*** DATA ROWS

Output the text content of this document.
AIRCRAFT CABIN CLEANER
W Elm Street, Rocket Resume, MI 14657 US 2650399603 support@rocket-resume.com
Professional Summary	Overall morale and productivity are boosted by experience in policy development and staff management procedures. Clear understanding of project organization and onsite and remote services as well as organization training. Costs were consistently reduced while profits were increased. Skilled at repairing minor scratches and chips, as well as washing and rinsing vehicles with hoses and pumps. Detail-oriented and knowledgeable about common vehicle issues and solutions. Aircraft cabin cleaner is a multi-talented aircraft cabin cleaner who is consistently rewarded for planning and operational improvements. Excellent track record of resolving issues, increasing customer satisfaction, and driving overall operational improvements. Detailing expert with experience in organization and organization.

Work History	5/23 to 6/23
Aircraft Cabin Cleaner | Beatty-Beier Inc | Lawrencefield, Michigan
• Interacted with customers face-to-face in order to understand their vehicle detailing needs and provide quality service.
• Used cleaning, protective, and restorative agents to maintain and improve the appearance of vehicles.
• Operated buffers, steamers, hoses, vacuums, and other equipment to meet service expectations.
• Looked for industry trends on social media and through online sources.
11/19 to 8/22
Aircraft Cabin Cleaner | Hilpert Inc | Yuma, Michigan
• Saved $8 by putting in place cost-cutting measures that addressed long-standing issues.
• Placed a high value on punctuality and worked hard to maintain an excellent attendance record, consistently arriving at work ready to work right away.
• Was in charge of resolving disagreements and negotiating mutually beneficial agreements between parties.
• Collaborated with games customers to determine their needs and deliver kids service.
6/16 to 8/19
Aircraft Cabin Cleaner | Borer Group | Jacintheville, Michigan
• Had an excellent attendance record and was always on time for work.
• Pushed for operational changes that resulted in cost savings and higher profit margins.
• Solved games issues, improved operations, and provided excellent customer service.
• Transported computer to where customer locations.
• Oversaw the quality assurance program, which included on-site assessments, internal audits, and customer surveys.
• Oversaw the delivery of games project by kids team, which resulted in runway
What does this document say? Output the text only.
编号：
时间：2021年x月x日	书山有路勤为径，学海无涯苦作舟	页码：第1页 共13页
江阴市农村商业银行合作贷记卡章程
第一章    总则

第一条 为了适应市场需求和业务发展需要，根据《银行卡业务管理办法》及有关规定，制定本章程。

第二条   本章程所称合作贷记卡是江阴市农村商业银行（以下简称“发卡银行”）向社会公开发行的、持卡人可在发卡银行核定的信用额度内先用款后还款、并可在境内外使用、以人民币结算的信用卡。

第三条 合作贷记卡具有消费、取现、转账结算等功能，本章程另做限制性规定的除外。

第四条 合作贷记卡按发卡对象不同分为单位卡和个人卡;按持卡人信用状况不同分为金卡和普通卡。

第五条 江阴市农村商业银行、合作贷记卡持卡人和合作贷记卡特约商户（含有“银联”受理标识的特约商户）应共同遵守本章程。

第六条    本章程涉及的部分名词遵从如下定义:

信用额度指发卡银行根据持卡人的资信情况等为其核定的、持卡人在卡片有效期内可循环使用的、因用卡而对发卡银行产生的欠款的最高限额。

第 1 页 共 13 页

******

**PROMPT:** Go through the data and return every record exactly.

**EXERCISE RESPONSE:**
Output the text content of this document.
AIRCRAFT CABIN CLEANER
W Elm Street, Rocket Resume, MI 14657 US 2650399603 support@rocket-resume.com
Professional Summary	Overall morale and productivity are boosted by experience in policy development and staff management procedures. Clear understanding of project organization and onsite and remote services as well as organization training. Costs were consistently reduced while profits were increased. Skilled at repairing minor scratches and chips, as well as washing and rinsing vehicles with hoses and pumps. Detail-oriented and knowledgeable about common vehicle issues and solutions. Aircraft cabin cleaner is a multi-talented aircraft cabin cleaner who is consistently rewarded for planning and operational improvements. Excellent track record of resolving issues, increasing customer satisfaction, and driving overall operational improvements. Detailing expert with experience in organization and organization.

Work History	5/23 to 6/23
Aircraft Cabin Cleaner | Beatty-Beier Inc | Lawrencefield, Michigan
• Interacted with customers face-to-face in order to understand their vehicle detailing needs and provide quality service.
• Used cleaning, protective, and restorative agents to maintain and improve the appearance of vehicles.
• Operated buffers, steamers, hoses, vacuums, and other equipment to meet service expectations.
• Looked for industry trends on social media and through online sources.
11/19 to 8/22
Aircraft Cabin Cleaner | Hilpert Inc | Yuma, Michigan
• Saved $8 by putting in place cost-cutting measures that addressed long-standing issues.
• Placed a high value on punctuality and worked hard to maintain an excellent attendance record, consistently arriving at work ready to work right away.
• Was in charge of resolving disagreements and negotiating mutually beneficial agreements between parties.
• Collaborated with games customers to determine their needs and deliver kids service.
6/16 to 8/19
Aircraft Cabin Cleaner | Borer Group | Jacintheville, Michigan
• Had an excellent attendance record and was always on time for work.
• Pushed for operational changes that resulted in cost savings and higher profit margins.
• Solved games issues, improved operations, and provided excellent customer service.
• Transported computer to where customer locations.
• Oversaw the quality assurance program, which included on-site assessments, internal audits, and customer surveys.
• Oversaw the delivery of games project by kids team, which resulted in runway
What does this document say? Output the text only.
编号：
时间：2021年x月x日	书山有路勤为径，学海无涯苦作舟	页码：第1页 共13页
江阴市农村商业银行合作贷记卡章程
第一章    总则

第一条 为了适应市场需求和业务发展需要，根据《银行卡业务管理办法》及有关规定，制定本章程。

第二条   本章程所称合作贷记卡是江阴市农村商业银行（以下简称“发卡银行”）向社会公开发行的、持卡人可在发卡银行核定的信用额度内先用款后还款、并可在境内外使用、以人民币结算的信用卡。

第三条 合作贷记卡具有消费、取现、转账结算等功能，本章程另做限制性规定的除外。

第四条 合作贷记卡按发卡对象不同分为单位卡和个人卡;按持卡人信用状况不同分为金卡和普通卡。

第五条 江阴市农村商业银行、合作贷记卡持卡人和合作贷记卡特约商户（含有“银联”受理标识的特约商户）应共同遵守本章程。

第六条    本章程涉及的部分名词遵从如下定义:

信用额度指发卡银行根据持卡人的资信情况等为其核定的、持卡人在卡片有效期内可循环使用的、因用卡而对发卡银行产生的欠款的最高限额。

第 1 页 共 13 页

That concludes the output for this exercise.